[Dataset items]
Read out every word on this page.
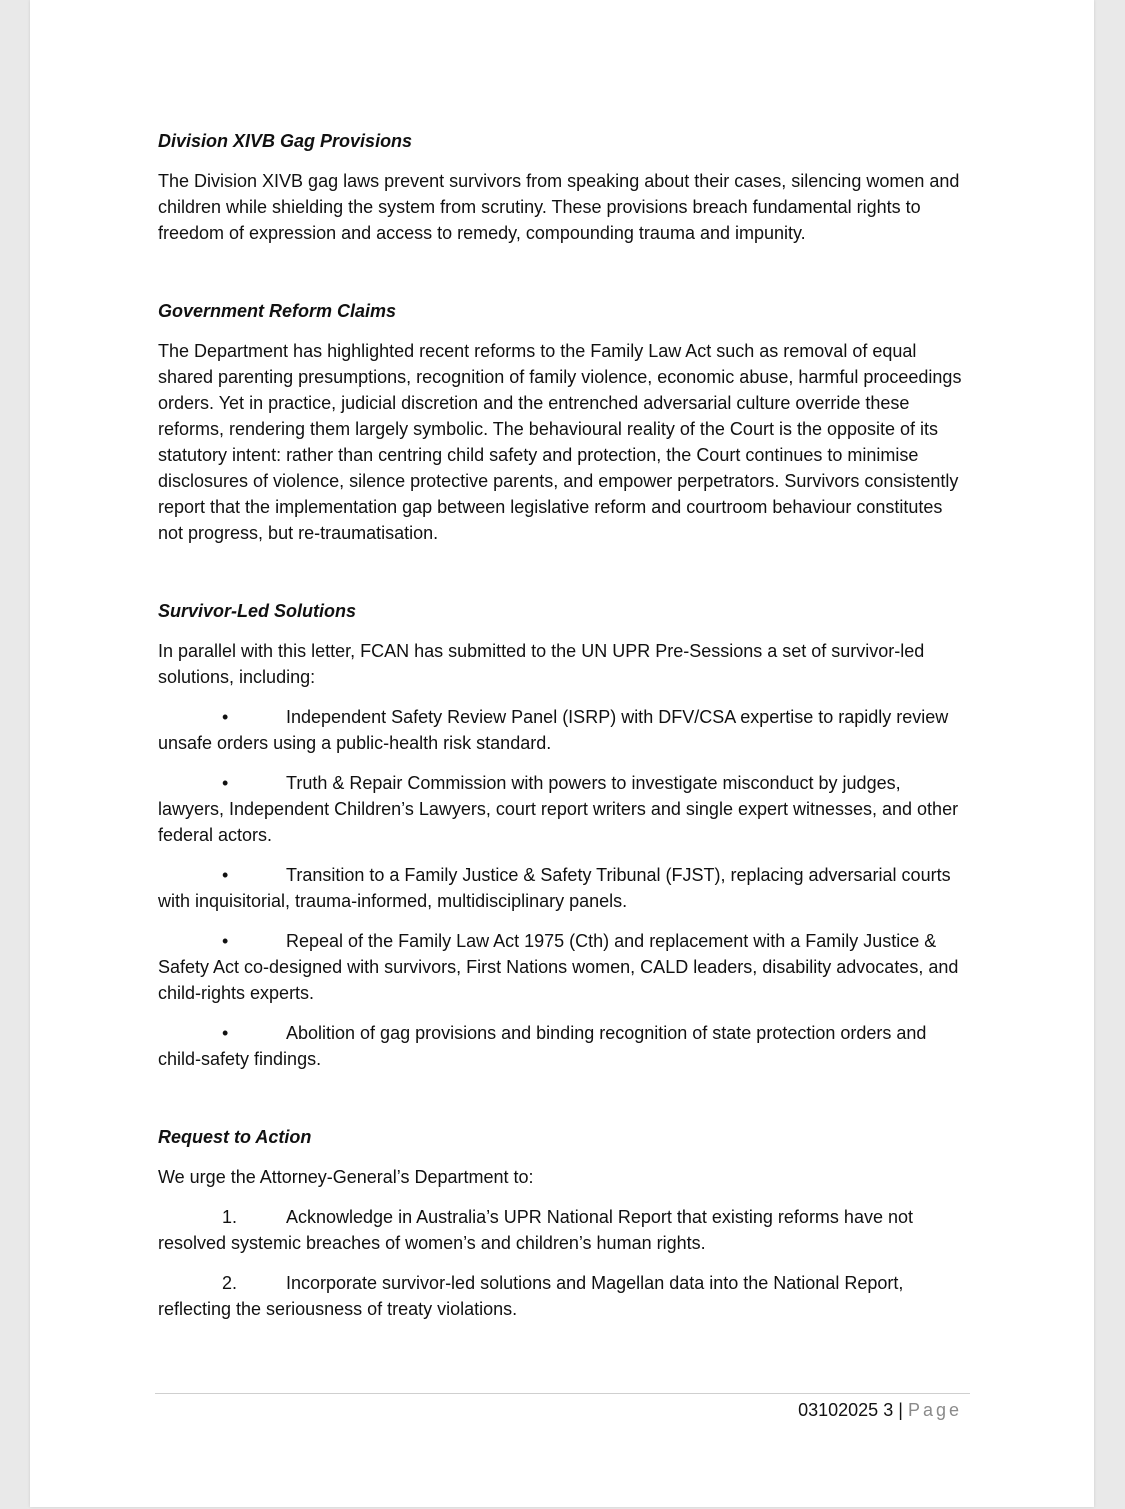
Division XIVB Gag Provisions

The Division XIVB gag laws prevent survivors from speaking about their cases, silencing women and children while shielding the system from scrutiny. These provisions breach fundamental rights to freedom of expression and access to remedy, compounding trauma and impunity.

Government Reform Claims

The Department has highlighted recent reforms to the Family Law Act such as removal of equal shared parenting presumptions, recognition of family violence, economic abuse, harmful proceedings orders. Yet in practice, judicial discretion and the entrenched adversarial culture override these reforms, rendering them largely symbolic. The behavioural reality of the Court is the opposite of its statutory intent: rather than centring child safety and protection, the Court continues to minimise disclosures of violence, silence protective parents, and empower perpetrators. Survivors consistently report that the implementation gap between legislative reform and courtroom behaviour constitutes not progress, but re-traumatisation.

Survivor-Led Solutions

In parallel with this letter, FCAN has submitted to the UN UPR Pre-Sessions a set of survivor-led solutions, including:

•	Independent Safety Review Panel (ISRP) with DFV/CSA expertise to rapidly review unsafe orders using a public-health risk standard.

•	Truth & Repair Commission with powers to investigate misconduct by judges, lawyers, Independent Children’s Lawyers, court report writers and single expert witnesses, and other federal actors.

•	Transition to a Family Justice & Safety Tribunal (FJST), replacing adversarial courts with inquisitorial, trauma-informed, multidisciplinary panels.

•	Repeal of the Family Law Act 1975 (Cth) and replacement with a Family Justice & Safety Act co-designed with survivors, First Nations women, CALD leaders, disability advocates, and child-rights experts.

•	Abolition of gag provisions and binding recognition of state protection orders and child-safety findings.

Request to Action

We urge the Attorney-General’s Department to:

1.	Acknowledge in Australia’s UPR National Report that existing reforms have not resolved systemic breaches of women’s and children’s human rights.

2.	Incorporate survivor-led solutions and Magellan data into the National Report, reflecting the seriousness of treaty violations.

03102025 3 | Page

§ TASK DESCRIPTION
Copy out each line of the material that holds the word "rights".

§ RESULT
The Division XIVB gag laws prevent survivors from speaking about their cases, silencing women and children while shielding the system from scrutiny. These provisions breach fundamental rights to freedom of expression and access to remedy, compounding trauma and impunity.
•	Repeal of the Family Law Act 1975 (Cth) and replacement with a Family Justice & Safety Act co-designed with survivors, First Nations women, CALD leaders, disability advocates, and child-rights experts.
1.	Acknowledge in Australia’s UPR National Report that existing reforms have not resolved systemic breaches of women’s and children’s human rights.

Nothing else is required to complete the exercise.